--- Start Data records ---

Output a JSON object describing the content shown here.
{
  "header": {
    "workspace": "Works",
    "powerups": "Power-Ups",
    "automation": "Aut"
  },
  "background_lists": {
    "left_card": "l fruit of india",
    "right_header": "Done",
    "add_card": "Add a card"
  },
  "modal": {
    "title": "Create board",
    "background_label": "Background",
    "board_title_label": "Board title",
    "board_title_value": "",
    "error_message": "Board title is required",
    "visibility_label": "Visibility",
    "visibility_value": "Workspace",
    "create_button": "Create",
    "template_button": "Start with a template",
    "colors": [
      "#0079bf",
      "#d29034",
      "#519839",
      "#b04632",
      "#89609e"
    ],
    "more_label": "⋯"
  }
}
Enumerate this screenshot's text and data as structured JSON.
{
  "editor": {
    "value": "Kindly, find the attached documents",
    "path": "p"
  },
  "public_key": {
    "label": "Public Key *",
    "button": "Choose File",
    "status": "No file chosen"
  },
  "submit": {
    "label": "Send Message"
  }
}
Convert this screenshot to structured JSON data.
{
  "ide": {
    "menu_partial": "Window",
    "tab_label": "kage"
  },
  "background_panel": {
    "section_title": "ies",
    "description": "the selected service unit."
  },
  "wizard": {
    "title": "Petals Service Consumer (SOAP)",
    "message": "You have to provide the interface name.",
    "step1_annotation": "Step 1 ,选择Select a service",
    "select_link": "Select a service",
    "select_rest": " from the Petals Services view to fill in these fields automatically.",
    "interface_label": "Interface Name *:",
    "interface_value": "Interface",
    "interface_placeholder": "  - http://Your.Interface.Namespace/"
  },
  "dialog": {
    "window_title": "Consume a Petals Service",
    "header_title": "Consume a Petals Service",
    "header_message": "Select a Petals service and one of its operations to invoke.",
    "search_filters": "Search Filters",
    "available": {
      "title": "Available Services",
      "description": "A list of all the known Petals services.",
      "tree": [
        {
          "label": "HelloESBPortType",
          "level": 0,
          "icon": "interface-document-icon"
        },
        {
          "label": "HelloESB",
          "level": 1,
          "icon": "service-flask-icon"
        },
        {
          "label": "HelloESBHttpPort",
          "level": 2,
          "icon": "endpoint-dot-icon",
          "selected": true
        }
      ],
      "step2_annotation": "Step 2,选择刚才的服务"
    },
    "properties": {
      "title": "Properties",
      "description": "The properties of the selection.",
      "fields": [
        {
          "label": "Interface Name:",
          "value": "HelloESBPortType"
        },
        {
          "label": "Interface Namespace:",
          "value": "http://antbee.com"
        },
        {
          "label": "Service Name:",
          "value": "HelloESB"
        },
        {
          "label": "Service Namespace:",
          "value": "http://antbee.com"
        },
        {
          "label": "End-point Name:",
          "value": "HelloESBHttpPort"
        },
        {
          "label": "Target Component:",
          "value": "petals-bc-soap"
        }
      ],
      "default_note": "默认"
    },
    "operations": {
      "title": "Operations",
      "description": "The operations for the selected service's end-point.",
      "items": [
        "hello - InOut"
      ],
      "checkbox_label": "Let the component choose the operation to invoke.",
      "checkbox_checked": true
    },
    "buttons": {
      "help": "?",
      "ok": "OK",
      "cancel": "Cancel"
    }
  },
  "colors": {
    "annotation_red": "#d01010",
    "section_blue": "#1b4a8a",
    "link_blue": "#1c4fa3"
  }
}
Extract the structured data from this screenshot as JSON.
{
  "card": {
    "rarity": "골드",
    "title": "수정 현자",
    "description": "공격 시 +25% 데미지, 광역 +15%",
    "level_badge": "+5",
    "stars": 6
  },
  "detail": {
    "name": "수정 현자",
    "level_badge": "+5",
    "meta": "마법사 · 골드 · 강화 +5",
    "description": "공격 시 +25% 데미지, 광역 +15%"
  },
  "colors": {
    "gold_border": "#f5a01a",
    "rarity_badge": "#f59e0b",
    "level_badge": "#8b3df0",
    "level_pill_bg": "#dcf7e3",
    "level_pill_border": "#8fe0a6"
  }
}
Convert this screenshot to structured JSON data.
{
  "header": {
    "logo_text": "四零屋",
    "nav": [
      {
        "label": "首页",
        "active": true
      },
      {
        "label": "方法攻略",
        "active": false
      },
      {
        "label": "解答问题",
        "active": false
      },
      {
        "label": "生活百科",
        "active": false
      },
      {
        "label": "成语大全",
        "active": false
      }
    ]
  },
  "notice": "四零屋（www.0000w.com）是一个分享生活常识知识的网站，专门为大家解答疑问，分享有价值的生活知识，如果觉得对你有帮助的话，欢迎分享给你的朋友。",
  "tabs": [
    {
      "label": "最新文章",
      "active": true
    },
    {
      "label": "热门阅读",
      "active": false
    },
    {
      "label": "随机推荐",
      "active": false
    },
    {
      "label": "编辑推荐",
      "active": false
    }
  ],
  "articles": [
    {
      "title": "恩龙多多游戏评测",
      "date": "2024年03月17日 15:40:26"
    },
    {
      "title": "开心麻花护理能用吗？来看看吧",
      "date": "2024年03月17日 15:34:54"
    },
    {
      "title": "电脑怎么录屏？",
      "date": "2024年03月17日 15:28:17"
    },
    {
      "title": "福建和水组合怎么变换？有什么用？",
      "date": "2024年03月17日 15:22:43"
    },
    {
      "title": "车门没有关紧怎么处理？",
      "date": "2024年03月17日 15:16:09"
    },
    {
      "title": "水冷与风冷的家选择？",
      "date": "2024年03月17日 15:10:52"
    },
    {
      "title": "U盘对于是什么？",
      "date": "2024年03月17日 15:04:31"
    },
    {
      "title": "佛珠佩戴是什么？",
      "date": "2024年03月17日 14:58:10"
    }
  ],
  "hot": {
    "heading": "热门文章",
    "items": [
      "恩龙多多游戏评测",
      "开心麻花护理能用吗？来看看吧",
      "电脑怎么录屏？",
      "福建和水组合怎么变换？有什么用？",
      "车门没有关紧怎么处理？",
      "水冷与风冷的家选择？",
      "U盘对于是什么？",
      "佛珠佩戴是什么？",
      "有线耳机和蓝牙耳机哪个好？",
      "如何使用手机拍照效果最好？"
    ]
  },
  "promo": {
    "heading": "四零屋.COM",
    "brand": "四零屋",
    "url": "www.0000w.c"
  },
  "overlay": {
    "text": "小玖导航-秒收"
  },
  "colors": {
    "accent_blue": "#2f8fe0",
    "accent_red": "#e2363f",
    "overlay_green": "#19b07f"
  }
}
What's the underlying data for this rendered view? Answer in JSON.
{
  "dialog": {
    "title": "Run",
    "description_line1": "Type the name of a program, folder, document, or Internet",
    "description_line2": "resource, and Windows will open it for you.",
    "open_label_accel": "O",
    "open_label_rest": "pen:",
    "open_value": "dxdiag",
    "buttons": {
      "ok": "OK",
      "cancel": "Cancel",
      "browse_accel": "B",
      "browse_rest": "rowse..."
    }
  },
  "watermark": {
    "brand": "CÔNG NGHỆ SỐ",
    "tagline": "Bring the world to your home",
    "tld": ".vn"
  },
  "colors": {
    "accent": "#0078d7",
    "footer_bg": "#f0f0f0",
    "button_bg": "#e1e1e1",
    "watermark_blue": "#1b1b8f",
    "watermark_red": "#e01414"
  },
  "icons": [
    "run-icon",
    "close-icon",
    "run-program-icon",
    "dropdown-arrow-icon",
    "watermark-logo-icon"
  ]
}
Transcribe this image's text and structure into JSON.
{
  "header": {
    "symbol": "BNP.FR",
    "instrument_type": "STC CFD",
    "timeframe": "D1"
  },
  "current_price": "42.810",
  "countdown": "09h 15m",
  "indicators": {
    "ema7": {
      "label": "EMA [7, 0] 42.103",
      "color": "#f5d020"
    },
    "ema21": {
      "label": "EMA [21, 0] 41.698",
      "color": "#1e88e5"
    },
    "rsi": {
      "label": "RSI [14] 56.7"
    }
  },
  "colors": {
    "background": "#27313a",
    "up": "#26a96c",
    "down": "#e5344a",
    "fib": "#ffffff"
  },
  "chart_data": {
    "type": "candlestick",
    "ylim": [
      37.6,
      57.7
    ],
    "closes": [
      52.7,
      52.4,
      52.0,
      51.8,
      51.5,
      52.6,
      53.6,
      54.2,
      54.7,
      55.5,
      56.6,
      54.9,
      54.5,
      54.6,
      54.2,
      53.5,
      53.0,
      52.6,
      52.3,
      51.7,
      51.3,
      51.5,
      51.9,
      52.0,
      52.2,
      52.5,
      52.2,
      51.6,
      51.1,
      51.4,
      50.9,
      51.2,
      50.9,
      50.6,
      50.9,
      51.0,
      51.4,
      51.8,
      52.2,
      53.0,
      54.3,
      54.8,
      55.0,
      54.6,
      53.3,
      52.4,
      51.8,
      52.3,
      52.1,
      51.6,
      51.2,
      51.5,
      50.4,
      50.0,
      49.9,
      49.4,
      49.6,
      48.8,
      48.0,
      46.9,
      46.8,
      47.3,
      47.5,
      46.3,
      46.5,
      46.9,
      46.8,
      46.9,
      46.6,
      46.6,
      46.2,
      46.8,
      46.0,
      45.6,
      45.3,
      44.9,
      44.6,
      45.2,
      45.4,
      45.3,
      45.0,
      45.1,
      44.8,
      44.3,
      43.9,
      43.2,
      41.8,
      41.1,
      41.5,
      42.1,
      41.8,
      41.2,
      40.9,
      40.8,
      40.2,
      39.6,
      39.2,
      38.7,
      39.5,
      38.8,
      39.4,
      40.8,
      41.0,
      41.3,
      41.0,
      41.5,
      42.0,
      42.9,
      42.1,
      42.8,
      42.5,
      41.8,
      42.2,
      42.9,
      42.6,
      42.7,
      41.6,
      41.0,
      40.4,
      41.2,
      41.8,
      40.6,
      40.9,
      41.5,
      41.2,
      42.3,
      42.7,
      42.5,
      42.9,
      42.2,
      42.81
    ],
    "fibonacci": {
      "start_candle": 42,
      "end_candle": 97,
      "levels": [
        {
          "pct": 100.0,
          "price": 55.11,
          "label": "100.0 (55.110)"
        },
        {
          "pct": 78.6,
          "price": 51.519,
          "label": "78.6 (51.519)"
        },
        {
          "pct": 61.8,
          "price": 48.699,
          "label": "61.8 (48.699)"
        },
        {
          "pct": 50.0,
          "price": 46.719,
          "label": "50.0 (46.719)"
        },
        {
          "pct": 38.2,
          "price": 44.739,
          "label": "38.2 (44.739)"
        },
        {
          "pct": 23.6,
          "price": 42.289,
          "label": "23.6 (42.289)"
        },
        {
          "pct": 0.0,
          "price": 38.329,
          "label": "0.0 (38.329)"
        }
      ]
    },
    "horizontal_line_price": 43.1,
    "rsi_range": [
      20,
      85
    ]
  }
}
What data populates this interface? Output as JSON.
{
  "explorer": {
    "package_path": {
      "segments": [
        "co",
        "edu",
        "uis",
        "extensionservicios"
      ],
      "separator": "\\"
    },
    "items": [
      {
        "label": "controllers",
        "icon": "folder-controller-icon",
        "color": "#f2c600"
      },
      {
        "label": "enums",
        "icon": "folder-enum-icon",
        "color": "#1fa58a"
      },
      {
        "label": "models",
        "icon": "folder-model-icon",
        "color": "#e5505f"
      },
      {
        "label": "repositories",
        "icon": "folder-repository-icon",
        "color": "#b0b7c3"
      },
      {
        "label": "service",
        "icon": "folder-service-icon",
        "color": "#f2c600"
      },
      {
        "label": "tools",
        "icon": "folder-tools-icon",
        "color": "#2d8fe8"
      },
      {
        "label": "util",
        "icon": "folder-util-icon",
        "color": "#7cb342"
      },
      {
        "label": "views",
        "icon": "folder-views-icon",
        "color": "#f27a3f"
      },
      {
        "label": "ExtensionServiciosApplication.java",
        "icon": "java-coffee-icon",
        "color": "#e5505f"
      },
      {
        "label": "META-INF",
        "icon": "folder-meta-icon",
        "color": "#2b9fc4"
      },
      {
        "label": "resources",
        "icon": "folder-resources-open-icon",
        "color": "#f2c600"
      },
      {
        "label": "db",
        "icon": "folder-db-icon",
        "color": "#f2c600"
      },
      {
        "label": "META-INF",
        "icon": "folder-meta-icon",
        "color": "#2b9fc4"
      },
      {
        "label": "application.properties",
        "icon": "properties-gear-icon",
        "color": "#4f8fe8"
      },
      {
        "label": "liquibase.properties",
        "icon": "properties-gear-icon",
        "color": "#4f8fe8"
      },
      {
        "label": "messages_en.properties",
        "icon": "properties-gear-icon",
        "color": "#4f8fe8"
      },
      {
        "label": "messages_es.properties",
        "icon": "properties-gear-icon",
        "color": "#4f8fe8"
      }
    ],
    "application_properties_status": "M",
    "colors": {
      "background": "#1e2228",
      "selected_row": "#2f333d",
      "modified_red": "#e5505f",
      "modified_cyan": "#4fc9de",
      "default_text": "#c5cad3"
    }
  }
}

--- End Data records ---

Problem to work on :: Copy all lines above containing the string "true".

Task answer ::
          "selected": true
      "checkbox_checked": true
        "active": true
      "active": true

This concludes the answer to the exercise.